__Dataset excerpts__:
>> Begin

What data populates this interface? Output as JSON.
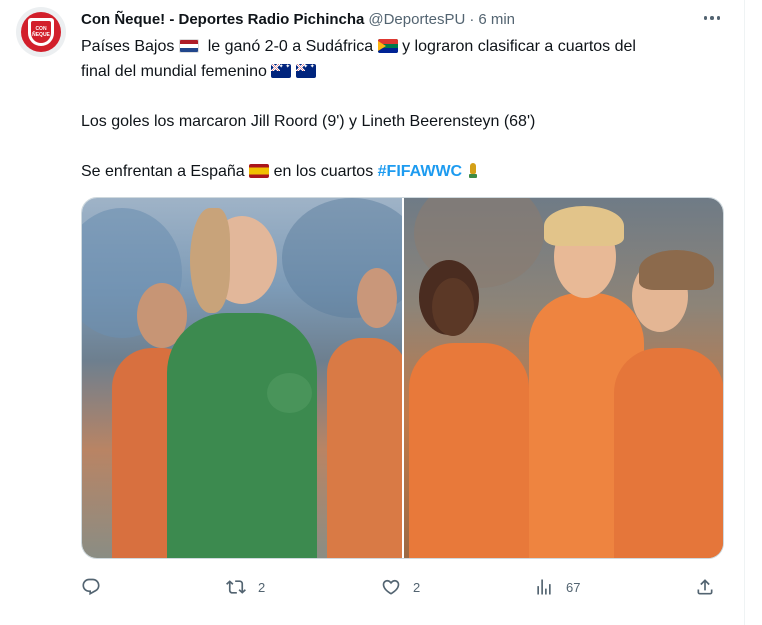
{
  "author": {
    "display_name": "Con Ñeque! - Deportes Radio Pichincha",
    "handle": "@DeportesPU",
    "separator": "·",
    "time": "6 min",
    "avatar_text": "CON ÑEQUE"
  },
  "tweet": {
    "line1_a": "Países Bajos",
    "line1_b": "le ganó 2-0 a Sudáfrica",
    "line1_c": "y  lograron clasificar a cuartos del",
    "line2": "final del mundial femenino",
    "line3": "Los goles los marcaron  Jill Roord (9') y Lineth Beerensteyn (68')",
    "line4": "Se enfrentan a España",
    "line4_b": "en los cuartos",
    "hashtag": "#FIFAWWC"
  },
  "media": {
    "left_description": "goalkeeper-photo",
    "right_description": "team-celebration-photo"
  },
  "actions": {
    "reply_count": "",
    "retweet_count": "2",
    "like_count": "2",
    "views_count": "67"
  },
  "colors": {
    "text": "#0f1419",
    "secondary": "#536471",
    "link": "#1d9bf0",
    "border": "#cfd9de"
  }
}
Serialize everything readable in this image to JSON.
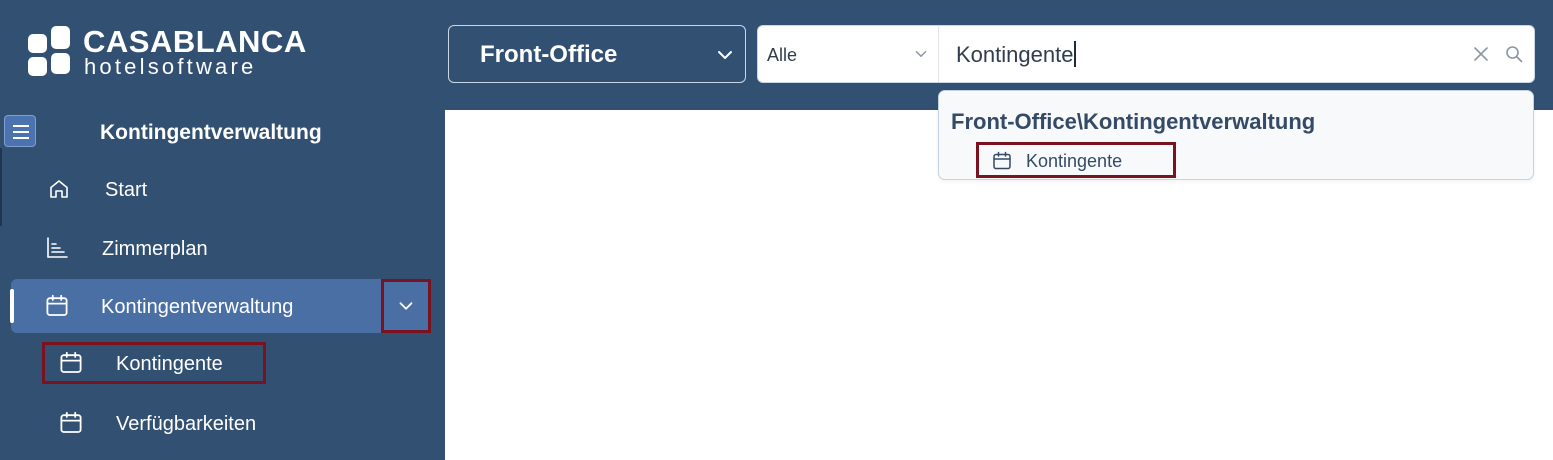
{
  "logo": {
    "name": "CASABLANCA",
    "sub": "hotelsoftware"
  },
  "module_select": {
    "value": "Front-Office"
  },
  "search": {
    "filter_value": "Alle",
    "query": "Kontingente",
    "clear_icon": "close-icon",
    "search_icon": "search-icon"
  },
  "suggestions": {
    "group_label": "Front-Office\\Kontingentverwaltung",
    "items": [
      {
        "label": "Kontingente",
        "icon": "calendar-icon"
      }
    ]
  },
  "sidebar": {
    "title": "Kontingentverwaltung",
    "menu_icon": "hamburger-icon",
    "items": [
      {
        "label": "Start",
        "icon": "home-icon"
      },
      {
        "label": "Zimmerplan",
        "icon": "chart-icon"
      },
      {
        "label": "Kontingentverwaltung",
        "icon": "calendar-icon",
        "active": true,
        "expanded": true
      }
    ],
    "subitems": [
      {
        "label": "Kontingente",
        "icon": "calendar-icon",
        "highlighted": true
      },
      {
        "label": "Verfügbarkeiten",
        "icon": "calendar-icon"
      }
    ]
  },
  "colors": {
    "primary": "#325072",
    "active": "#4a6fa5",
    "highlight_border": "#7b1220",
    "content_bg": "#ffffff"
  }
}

>> End
>> Begin

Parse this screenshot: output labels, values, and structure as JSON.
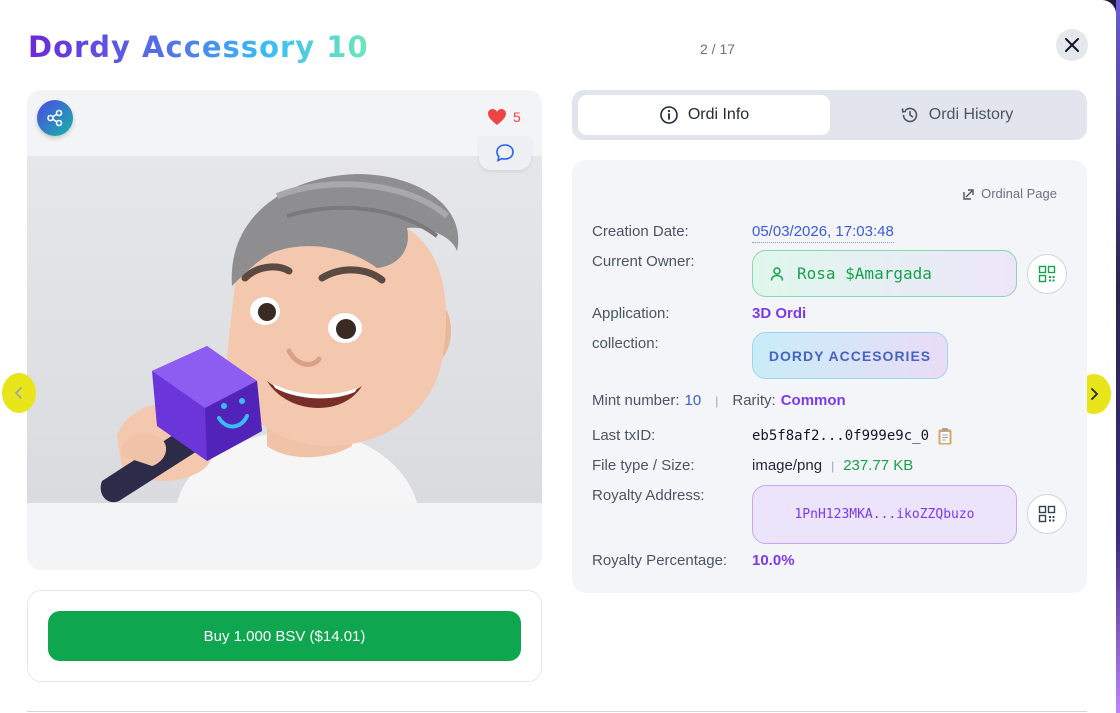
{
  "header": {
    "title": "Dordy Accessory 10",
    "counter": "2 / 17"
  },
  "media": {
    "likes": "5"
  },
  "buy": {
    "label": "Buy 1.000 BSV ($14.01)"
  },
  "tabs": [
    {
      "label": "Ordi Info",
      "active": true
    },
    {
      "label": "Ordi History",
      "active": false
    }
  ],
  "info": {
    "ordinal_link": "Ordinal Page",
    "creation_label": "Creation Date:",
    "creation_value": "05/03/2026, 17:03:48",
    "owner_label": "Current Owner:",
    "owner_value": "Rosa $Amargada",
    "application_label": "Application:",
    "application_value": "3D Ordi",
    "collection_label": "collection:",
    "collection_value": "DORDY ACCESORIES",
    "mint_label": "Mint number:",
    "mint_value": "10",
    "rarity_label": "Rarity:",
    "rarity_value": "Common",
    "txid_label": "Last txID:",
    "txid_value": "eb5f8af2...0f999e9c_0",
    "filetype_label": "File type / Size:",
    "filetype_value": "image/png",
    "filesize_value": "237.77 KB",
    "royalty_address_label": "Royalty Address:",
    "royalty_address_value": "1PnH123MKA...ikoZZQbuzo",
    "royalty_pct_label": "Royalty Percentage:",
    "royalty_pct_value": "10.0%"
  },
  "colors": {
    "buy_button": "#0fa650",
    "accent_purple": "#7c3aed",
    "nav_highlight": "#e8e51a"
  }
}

>> End

__What you are asked to do__: From the listing above, copy out each line where the word "Office" appears.

__Solution to the exercise__:
    "value": "Front-Office"
    "group_label": "Front-Office\\Kontingentverwaltung",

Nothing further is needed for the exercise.